((

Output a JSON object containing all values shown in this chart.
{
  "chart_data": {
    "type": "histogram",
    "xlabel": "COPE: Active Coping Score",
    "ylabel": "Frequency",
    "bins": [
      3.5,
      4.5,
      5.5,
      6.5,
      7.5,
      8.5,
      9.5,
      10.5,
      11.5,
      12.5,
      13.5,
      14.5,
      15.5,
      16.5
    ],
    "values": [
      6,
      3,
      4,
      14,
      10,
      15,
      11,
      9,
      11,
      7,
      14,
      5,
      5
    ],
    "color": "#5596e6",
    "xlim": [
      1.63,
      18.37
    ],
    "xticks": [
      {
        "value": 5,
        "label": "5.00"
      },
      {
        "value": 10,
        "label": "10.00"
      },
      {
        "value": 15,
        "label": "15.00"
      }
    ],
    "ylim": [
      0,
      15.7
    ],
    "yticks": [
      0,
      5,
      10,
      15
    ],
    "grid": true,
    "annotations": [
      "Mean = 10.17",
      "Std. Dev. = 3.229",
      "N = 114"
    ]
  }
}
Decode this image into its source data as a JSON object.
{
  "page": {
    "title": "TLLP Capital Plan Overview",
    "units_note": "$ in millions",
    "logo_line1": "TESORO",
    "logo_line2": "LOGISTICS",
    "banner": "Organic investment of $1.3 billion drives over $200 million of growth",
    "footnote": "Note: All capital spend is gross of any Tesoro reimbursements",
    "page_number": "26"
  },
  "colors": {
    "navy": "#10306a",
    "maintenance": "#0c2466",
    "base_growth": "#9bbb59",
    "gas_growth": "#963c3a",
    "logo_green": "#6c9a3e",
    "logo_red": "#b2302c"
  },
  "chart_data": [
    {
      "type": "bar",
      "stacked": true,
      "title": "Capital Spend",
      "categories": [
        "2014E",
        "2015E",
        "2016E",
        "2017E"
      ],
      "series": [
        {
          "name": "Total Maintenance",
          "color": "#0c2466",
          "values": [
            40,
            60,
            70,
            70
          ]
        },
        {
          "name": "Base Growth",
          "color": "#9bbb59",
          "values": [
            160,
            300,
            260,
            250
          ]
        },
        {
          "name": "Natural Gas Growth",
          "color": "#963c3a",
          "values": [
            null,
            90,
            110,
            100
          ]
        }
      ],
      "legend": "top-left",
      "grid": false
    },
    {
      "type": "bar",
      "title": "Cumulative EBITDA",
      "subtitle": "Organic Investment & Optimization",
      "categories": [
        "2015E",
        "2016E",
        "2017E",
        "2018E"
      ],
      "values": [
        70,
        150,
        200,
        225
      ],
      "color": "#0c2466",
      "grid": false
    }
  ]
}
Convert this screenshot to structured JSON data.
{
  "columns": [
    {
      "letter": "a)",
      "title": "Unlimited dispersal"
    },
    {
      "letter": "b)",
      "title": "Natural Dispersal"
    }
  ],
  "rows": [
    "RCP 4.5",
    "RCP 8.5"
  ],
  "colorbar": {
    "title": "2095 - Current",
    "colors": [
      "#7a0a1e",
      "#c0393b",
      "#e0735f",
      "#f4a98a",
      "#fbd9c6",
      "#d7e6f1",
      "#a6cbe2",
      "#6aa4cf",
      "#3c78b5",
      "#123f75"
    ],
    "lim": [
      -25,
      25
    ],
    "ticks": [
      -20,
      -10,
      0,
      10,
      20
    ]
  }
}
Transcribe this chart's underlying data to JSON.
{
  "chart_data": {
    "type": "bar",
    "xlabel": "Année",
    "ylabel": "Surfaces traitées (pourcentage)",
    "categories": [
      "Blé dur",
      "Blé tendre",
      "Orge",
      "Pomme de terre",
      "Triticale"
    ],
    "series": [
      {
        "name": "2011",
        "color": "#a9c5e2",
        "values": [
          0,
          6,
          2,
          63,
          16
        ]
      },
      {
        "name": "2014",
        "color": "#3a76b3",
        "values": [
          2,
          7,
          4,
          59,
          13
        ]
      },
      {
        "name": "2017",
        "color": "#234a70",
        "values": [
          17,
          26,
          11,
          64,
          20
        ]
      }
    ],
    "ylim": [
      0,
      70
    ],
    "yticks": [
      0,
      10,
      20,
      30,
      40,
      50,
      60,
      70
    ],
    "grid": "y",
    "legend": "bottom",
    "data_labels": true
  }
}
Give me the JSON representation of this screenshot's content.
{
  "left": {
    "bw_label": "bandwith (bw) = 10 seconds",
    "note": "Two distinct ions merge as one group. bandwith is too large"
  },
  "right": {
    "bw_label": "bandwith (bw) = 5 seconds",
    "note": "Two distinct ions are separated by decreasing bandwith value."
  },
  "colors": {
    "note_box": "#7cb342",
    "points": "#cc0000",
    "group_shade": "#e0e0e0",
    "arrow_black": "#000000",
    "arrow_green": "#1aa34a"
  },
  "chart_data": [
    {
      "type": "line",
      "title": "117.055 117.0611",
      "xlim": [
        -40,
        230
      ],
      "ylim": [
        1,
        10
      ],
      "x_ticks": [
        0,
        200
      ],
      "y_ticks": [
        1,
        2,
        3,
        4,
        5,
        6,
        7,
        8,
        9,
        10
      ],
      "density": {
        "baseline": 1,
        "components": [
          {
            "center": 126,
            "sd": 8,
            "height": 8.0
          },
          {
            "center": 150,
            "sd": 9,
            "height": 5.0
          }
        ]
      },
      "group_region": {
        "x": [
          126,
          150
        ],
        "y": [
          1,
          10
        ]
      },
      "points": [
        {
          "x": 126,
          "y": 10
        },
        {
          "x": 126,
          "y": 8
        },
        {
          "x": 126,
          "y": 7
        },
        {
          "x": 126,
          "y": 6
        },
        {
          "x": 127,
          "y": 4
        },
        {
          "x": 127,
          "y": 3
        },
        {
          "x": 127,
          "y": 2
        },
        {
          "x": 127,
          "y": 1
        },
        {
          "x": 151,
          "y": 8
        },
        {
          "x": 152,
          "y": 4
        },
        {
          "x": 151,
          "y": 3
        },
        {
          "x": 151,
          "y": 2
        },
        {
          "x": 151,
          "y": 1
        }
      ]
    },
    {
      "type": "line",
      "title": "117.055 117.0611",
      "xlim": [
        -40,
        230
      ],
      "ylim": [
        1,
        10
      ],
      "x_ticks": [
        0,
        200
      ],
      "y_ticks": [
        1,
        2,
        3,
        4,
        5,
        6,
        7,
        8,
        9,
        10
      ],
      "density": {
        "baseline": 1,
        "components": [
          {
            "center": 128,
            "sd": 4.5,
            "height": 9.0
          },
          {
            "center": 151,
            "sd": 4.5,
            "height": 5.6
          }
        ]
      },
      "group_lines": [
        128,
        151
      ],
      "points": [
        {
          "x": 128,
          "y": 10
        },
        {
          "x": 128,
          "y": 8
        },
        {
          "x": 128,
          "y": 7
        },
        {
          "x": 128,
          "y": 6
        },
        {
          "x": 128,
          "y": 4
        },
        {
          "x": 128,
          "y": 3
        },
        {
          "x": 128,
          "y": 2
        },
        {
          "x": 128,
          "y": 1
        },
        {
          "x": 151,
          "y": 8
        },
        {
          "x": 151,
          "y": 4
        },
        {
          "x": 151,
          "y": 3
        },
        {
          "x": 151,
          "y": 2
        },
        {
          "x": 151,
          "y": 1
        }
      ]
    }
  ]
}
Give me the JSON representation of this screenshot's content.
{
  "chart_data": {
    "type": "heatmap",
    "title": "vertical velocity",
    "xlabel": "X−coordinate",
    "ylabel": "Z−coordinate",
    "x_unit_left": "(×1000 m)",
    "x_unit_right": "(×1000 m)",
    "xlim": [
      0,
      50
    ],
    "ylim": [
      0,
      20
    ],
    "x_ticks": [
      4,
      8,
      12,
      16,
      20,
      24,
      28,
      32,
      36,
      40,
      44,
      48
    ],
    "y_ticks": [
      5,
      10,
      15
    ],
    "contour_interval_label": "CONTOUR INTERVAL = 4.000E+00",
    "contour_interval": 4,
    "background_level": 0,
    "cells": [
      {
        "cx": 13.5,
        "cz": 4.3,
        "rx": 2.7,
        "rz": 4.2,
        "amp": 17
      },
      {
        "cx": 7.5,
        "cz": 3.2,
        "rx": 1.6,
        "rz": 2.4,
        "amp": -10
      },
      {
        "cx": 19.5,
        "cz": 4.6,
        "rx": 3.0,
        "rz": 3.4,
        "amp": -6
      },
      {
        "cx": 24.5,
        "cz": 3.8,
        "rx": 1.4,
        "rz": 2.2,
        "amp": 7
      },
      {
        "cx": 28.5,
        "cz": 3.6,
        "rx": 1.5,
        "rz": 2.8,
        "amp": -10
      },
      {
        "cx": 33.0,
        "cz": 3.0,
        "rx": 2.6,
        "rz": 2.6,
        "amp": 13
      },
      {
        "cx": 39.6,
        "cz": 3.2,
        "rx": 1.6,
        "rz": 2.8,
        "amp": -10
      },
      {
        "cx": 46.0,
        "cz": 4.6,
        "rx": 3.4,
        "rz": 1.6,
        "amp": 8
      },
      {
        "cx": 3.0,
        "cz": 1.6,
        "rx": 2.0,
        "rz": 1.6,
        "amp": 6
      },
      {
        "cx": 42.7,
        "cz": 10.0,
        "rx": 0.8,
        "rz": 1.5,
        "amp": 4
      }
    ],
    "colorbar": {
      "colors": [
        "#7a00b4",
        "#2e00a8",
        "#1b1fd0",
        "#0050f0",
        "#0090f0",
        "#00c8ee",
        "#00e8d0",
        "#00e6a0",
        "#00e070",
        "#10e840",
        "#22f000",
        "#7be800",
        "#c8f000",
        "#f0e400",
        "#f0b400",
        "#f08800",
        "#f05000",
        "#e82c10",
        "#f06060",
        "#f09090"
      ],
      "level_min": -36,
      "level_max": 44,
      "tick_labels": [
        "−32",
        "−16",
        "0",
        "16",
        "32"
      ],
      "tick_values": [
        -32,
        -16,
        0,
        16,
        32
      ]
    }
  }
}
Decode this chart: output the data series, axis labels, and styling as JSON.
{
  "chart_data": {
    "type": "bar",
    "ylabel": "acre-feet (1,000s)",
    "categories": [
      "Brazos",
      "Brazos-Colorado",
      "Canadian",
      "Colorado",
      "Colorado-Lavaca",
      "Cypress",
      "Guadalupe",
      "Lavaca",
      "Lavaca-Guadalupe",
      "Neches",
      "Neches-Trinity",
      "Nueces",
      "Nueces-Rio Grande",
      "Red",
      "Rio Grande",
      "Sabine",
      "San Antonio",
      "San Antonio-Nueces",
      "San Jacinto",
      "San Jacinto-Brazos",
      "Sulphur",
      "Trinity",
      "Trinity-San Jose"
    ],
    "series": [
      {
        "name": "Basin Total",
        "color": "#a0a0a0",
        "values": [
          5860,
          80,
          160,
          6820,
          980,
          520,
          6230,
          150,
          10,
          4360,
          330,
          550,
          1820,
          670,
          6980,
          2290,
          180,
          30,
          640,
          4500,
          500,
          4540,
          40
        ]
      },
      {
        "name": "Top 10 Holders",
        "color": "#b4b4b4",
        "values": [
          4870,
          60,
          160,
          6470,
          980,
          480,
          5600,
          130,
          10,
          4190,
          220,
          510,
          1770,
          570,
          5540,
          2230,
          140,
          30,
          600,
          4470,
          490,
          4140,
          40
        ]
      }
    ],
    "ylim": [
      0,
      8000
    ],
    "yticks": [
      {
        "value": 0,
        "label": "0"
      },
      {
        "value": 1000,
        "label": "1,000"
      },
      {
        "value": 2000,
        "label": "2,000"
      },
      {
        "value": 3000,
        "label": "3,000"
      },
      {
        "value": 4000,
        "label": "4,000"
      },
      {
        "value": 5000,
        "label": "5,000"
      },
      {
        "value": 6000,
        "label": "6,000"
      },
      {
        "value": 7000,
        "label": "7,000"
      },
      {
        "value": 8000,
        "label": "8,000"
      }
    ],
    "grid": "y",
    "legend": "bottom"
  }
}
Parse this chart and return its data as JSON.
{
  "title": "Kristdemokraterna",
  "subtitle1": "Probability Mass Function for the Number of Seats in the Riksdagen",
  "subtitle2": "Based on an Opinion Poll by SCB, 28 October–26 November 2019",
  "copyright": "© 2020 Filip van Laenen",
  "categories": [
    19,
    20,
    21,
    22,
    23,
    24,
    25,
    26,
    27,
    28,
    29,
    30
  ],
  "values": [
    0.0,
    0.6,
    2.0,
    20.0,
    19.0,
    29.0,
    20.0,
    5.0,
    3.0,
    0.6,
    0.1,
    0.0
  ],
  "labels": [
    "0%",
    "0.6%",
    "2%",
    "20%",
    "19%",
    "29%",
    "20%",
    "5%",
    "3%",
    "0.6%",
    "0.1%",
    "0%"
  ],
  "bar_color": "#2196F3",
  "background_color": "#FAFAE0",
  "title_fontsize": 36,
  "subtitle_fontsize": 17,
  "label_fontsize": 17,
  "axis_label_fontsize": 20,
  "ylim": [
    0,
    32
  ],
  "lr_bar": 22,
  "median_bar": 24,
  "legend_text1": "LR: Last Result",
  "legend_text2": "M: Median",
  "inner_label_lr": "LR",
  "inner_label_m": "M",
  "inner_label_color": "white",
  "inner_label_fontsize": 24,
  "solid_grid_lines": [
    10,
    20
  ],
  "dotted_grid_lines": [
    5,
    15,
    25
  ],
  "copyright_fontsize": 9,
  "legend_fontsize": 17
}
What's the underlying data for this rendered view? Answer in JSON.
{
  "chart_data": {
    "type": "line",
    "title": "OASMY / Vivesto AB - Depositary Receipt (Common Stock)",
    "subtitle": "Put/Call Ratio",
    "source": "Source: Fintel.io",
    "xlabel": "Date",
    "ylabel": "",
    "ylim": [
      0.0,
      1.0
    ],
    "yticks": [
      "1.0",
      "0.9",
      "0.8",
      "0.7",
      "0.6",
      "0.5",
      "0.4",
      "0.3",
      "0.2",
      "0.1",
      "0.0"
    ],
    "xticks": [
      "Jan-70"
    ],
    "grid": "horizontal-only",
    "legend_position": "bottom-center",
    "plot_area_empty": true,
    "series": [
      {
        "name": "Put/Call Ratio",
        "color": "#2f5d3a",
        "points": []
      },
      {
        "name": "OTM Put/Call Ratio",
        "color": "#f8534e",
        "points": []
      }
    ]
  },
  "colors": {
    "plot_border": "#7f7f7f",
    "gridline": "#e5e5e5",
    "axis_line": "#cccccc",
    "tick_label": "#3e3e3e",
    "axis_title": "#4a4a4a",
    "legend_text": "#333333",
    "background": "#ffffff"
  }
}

))

▶ [Objective]
Select every line of the material above holding the word "Nueces" and copy it.

▶ [Written response]
      "Nueces",
      "Nueces-Rio Grande",
      "San Antonio-Nueces",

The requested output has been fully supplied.